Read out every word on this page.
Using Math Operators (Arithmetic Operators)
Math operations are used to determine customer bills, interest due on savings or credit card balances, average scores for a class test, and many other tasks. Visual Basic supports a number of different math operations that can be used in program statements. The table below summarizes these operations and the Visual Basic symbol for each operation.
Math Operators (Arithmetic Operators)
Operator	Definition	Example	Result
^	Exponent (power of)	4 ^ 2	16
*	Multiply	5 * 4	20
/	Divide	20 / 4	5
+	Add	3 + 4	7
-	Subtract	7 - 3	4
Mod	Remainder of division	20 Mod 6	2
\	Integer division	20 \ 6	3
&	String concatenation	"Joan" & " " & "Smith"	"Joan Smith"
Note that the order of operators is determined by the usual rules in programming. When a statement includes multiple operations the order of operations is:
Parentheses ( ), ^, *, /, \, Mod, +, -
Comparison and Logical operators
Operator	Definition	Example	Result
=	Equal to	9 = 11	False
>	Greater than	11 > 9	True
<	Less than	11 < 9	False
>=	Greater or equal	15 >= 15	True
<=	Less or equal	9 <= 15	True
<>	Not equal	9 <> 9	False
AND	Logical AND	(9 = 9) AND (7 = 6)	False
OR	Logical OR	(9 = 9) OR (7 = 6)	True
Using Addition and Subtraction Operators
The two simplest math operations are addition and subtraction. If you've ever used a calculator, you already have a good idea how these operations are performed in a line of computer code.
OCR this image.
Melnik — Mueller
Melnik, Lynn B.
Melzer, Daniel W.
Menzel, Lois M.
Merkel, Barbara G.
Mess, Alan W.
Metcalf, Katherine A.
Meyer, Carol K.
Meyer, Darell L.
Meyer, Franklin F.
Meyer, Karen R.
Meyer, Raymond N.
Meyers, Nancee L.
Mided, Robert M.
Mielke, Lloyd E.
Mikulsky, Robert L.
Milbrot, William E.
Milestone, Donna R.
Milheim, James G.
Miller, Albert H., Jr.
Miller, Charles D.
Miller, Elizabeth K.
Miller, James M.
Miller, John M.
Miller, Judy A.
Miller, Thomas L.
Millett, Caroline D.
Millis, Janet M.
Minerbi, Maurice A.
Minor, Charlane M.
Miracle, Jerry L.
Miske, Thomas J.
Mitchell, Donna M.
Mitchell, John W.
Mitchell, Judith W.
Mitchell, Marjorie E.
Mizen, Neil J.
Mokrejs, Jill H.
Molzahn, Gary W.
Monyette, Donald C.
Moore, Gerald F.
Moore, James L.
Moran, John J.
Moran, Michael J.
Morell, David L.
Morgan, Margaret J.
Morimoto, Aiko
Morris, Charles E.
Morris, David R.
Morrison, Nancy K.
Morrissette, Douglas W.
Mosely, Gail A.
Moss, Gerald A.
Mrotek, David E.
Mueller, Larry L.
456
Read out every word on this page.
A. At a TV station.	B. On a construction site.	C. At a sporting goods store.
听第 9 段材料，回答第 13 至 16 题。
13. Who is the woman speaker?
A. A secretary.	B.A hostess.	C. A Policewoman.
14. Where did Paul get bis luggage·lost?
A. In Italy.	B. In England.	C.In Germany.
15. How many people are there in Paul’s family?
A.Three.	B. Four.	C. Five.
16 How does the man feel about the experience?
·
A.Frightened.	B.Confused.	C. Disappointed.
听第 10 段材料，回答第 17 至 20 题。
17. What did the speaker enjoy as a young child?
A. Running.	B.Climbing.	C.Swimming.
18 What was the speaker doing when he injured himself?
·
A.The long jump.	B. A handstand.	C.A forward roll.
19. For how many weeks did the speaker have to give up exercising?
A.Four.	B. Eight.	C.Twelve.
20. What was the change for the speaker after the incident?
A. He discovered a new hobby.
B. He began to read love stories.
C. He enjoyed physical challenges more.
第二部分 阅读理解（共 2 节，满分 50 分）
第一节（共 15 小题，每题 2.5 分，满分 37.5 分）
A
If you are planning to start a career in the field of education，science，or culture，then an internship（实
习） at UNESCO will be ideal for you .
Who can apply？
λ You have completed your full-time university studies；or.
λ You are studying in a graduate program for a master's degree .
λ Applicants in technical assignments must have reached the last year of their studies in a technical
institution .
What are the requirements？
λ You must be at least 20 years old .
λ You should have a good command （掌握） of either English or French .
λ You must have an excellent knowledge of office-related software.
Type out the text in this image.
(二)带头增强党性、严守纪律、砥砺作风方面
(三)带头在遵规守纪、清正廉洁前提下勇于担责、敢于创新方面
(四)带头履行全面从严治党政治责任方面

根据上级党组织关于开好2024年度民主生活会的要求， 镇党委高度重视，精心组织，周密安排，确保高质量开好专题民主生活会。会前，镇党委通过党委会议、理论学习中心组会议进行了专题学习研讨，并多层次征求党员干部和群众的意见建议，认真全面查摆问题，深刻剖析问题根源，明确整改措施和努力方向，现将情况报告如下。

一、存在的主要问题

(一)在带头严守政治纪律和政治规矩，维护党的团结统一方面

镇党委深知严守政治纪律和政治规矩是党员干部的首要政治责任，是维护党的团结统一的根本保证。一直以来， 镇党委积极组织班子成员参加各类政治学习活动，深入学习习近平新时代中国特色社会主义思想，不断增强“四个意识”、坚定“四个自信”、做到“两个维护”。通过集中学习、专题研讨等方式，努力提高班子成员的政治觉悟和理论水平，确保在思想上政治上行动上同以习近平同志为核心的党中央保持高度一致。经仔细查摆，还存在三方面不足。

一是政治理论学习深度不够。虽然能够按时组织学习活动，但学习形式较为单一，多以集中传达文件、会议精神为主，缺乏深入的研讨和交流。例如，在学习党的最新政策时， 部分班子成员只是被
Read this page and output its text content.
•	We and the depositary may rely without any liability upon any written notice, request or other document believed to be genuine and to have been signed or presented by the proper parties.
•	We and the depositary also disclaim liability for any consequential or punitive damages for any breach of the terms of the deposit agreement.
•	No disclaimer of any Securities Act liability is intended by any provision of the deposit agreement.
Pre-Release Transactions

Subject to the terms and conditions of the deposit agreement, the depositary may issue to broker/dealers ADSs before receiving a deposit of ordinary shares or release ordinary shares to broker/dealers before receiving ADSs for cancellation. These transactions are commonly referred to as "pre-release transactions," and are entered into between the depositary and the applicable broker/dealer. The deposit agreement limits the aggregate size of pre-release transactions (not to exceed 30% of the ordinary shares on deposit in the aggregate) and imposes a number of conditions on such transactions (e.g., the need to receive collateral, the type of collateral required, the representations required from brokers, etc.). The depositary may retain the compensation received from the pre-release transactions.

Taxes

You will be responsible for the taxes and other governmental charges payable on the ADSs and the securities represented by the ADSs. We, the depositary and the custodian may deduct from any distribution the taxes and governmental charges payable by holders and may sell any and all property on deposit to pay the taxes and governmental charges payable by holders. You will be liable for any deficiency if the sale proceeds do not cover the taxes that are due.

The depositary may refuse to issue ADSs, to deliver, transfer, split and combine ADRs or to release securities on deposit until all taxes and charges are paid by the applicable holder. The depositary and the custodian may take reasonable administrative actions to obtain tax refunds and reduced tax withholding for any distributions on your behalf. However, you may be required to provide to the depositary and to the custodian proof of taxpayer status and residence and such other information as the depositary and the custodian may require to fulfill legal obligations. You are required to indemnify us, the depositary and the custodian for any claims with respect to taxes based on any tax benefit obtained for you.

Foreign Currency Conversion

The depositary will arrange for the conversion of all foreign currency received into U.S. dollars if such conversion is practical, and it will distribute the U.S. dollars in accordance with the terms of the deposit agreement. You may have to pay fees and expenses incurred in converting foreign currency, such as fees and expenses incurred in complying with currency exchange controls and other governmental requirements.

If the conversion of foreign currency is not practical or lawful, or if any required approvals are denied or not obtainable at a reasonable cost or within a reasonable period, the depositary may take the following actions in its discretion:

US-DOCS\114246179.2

***

**Exercise prompt**
Extract lines where the string "agreement" occurs.

**Output for this exercise**
•	We and the depositary also disclaim liability for any consequential or punitive damages for any breach of the terms of the deposit agreement.
•	No disclaimer of any Securities Act liability is intended by any provision of the deposit agreement.
Subject to the terms and conditions of the deposit agreement, the depositary may issue to broker/dealers ADSs before receiving a deposit of ordinary shares or release ordinary shares to broker/dealers before receiving ADSs for cancellation. These transactions are commonly referred to as "pre-release transactions," and are entered into between the depositary and the applicable broker/dealer. The deposit agreement limits the aggregate size of pre-release transactions (not to exceed 30% of the ordinary shares on deposit in the aggregate) and imposes a number of conditions on such transactions (e.g., the need to receive collateral, the type of collateral required, the representations required from brokers, etc.). The depositary may retain the compensation received from the pre-release transactions.
The depositary will arrange for the conversion of all foreign currency received into U.S. dollars if such conversion is practical, and it will distribute the U.S. dollars in accordance with the terms of the deposit agreement. You may have to pay fees and expenses incurred in converting foreign currency, such as fees and expenses incurred in complying with currency exchange controls and other governmental requirements.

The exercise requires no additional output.